■ **Data supplied**
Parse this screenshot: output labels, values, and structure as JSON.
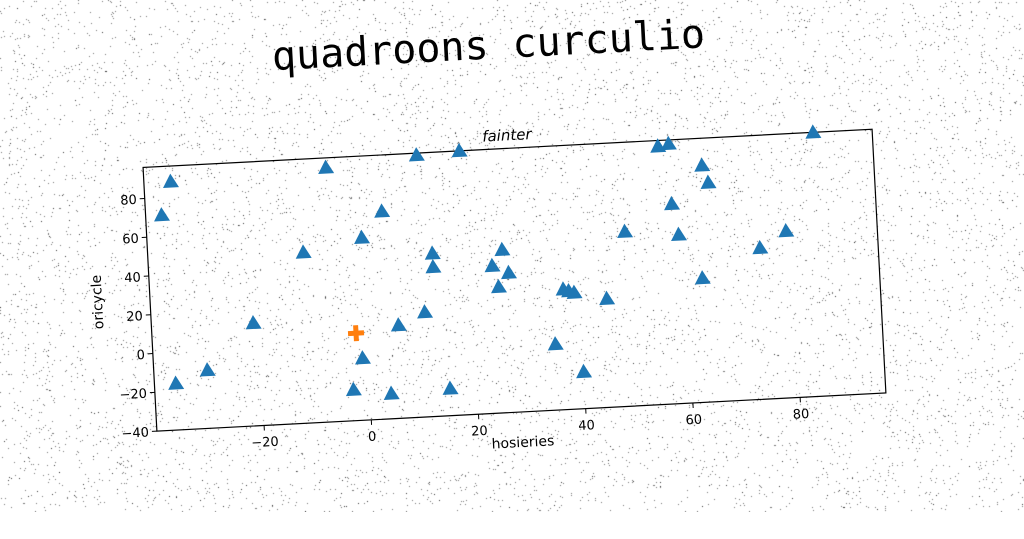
{
  "figure_title": "quadroons curculio",
  "chart_data": {
    "type": "scatter",
    "title": "fainter",
    "xlabel": "hosieries",
    "ylabel": "oricycle",
    "xlim": [
      -40,
      96
    ],
    "ylim": [
      -40,
      96
    ],
    "xticks": [
      -20,
      0,
      20,
      40,
      60,
      80
    ],
    "yticks": [
      -40,
      -20,
      0,
      20,
      40,
      60,
      80
    ],
    "grid": false,
    "legend": "none",
    "series": [
      {
        "marker": "triangle",
        "color": "#1f77b4",
        "points": [
          [
            -37,
            71
          ],
          [
            -35,
            88
          ],
          [
            -36,
            -16
          ],
          [
            -30,
            -10
          ],
          [
            -21,
            13
          ],
          [
            -11,
            48
          ],
          [
            -6,
            91
          ],
          [
            -3,
            -24
          ],
          [
            -1,
            -8
          ],
          [
            0,
            54
          ],
          [
            4,
            67
          ],
          [
            4,
            -27
          ],
          [
            6,
            8
          ],
          [
            11,
            95
          ],
          [
            11,
            14
          ],
          [
            13,
            37
          ],
          [
            13,
            44
          ],
          [
            15,
            -26
          ],
          [
            19,
            96
          ],
          [
            24,
            36
          ],
          [
            25,
            25
          ],
          [
            26,
            44
          ],
          [
            27,
            32
          ],
          [
            35,
            -6
          ],
          [
            37,
            22
          ],
          [
            38,
            21
          ],
          [
            39,
            20
          ],
          [
            40,
            -21
          ],
          [
            45,
            16
          ],
          [
            49,
            50
          ],
          [
            56,
            93
          ],
          [
            58,
            94
          ],
          [
            58,
            63
          ],
          [
            59,
            47
          ],
          [
            63,
            24
          ],
          [
            64,
            82
          ],
          [
            65,
            73
          ],
          [
            74,
            38
          ],
          [
            79,
            46
          ],
          [
            85,
            96
          ]
        ]
      },
      {
        "marker": "plus",
        "color": "#ff7f0e",
        "points": [
          [
            -2,
            5
          ]
        ]
      }
    ]
  }
}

■ **Task instructions**
Reproduce each line exactly as it appears, omitting the pictures.

■ **Written solution**
Parse this screenshot: output labels, values, and structure as JSON.
{
  "figure_title": "quadroons curculio",
  "chart_data": {
    "type": "scatter",
    "title": "fainter",
    "xlabel": "hosieries",
    "ylabel": "oricycle",
    "xlim": [
      -40,
      96
    ],
    "ylim": [
      -40,
      96
    ],
    "xticks": [
      -20,
      0,
      20,
      40,
      60,
      80
    ],
    "yticks": [
      -40,
      -20,
      0,
      20,
      40,
      60,
      80
    ],
    "grid": false,
    "legend": "none",
    "series": [
      {
        "marker": "triangle",
        "color": "#1f77b4",
        "points": [
          [
            -37,
            71
          ],
          [
            -35,
            88
          ],
          [
            -36,
            -16
          ],
          [
            -30,
            -10
          ],
          [
            -21,
            13
          ],
          [
            -11,
            48
          ],
          [
            -6,
            91
          ],
          [
            -3,
            -24
          ],
          [
            -1,
            -8
          ],
          [
            0,
            54
          ],
          [
            4,
            67
          ],
          [
            4,
            -27
          ],
          [
            6,
            8
          ],
          [
            11,
            95
          ],
          [
            11,
            14
          ],
          [
            13,
            37
          ],
          [
            13,
            44
          ],
          [
            15,
            -26
          ],
          [
            19,
            96
          ],
          [
            24,
            36
          ],
          [
            25,
            25
          ],
          [
            26,
            44
          ],
          [
            27,
            32
          ],
          [
            35,
            -6
          ],
          [
            37,
            22
          ],
          [
            38,
            21
          ],
          [
            39,
            20
          ],
          [
            40,
            -21
          ],
          [
            45,
            16
          ],
          [
            49,
            50
          ],
          [
            56,
            93
          ],
          [
            58,
            94
          ],
          [
            58,
            63
          ],
          [
            59,
            47
          ],
          [
            63,
            24
          ],
          [
            64,
            82
          ],
          [
            65,
            73
          ],
          [
            74,
            38
          ],
          [
            79,
            46
          ],
          [
            85,
            96
          ]
        ]
      },
      {
        "marker": "plus",
        "color": "#ff7f0e",
        "points": [
          [
            -2,
            5
          ]
        ]
      }
    ]
  }
}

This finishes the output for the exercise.